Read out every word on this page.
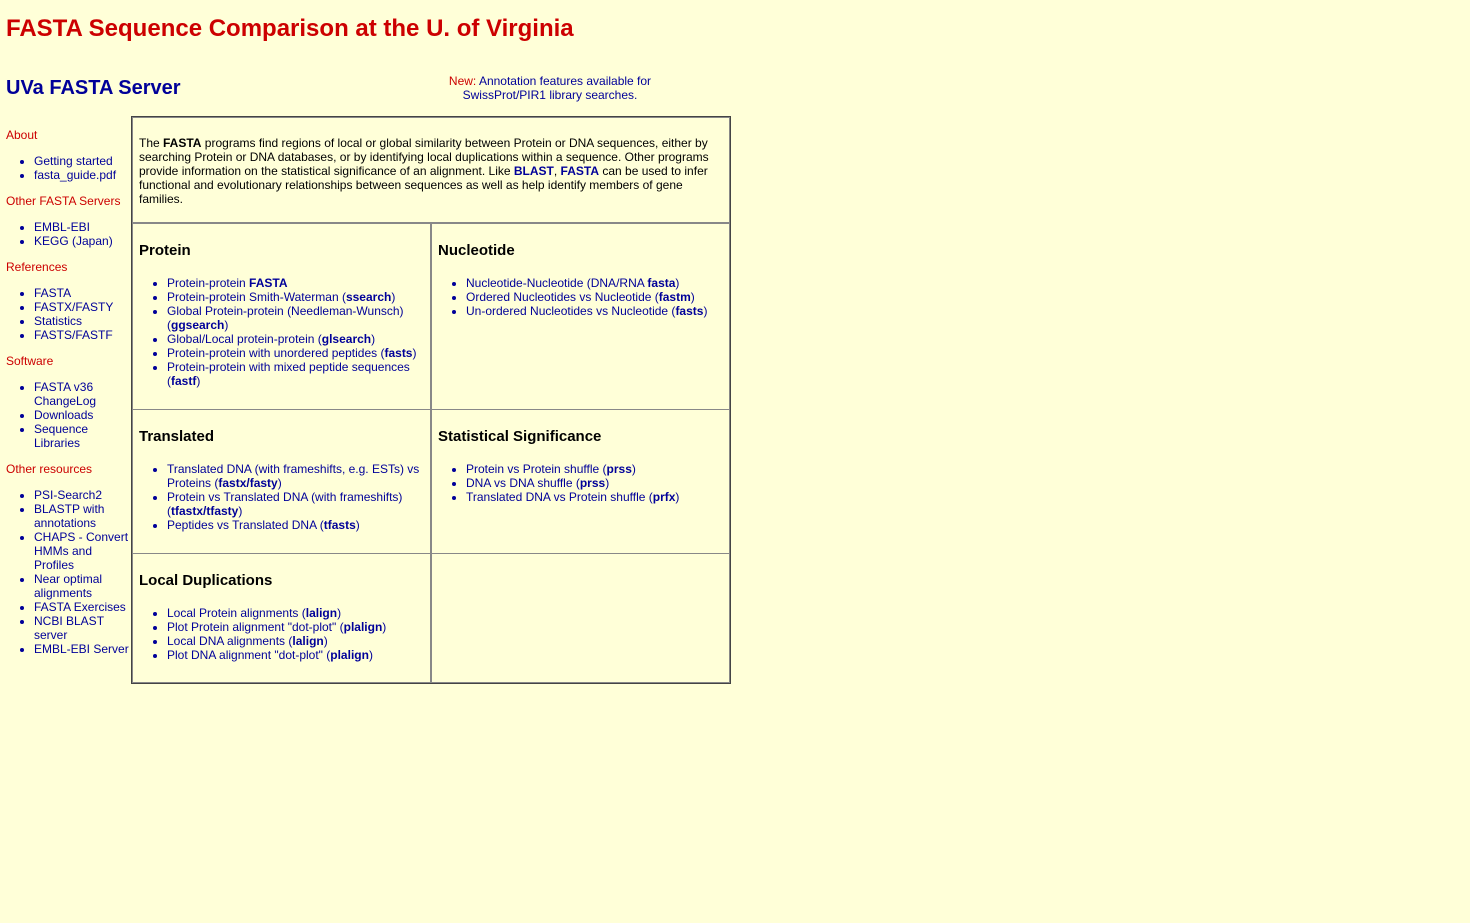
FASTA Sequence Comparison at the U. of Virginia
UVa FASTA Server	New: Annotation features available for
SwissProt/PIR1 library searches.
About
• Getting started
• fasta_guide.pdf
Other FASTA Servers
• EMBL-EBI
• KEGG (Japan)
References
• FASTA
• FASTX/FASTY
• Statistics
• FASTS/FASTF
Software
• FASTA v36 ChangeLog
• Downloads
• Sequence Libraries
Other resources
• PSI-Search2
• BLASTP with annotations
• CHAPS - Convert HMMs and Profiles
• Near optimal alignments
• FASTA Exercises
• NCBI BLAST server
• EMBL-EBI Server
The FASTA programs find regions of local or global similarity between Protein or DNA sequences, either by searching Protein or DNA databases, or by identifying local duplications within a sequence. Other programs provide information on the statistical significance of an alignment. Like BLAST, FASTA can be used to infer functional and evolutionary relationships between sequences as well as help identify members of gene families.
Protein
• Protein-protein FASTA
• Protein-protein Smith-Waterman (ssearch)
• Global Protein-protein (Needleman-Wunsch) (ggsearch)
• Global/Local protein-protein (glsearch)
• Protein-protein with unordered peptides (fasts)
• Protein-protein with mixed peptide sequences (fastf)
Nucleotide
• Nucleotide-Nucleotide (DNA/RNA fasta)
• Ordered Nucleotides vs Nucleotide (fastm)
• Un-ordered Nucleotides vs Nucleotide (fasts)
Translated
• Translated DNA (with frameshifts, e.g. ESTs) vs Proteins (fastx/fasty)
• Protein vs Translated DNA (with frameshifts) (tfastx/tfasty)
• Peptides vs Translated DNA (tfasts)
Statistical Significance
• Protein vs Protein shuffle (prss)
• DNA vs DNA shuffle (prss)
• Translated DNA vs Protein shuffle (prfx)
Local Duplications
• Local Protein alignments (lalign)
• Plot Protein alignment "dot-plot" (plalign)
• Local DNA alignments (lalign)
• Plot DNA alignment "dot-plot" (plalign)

**To do**
Print out the material word for word, omitting the pictures.

**Reply to the task**
Read out every word on this page.
FASTA Sequence Comparison at the U. of Virginia
UVa FASTA Server	New: Annotation features available for
SwissProt/PIR1 library searches.
About
• Getting started
• fasta_guide.pdf
Other FASTA Servers
• EMBL-EBI
• KEGG (Japan)
References
• FASTA
• FASTX/FASTY
• Statistics
• FASTS/FASTF
Software
• FASTA v36 ChangeLog
• Downloads
• Sequence Libraries
Other resources
• PSI-Search2
• BLASTP with annotations
• CHAPS - Convert HMMs and Profiles
• Near optimal alignments
• FASTA Exercises
• NCBI BLAST server
• EMBL-EBI Server
The FASTA programs find regions of local or global similarity between Protein or DNA sequences, either by searching Protein or DNA databases, or by identifying local duplications within a sequence. Other programs provide information on the statistical significance of an alignment. Like BLAST, FASTA can be used to infer functional and evolutionary relationships between sequences as well as help identify members of gene families.
Protein
• Protein-protein FASTA
• Protein-protein Smith-Waterman (ssearch)
• Global Protein-protein (Needleman-Wunsch) (ggsearch)
• Global/Local protein-protein (glsearch)
• Protein-protein with unordered peptides (fasts)
• Protein-protein with mixed peptide sequences (fastf)
Nucleotide
• Nucleotide-Nucleotide (DNA/RNA fasta)
• Ordered Nucleotides vs Nucleotide (fastm)
• Un-ordered Nucleotides vs Nucleotide (fasts)
Translated
• Translated DNA (with frameshifts, e.g. ESTs) vs Proteins (fastx/fasty)
• Protein vs Translated DNA (with frameshifts) (tfastx/tfasty)
• Peptides vs Translated DNA (tfasts)
Statistical Significance
• Protein vs Protein shuffle (prss)
• DNA vs DNA shuffle (prss)
• Translated DNA vs Protein shuffle (prfx)
Local Duplications
• Local Protein alignments (lalign)
• Plot Protein alignment "dot-plot" (plalign)
• Local DNA alignments (lalign)
• Plot DNA alignment "dot-plot" (plalign)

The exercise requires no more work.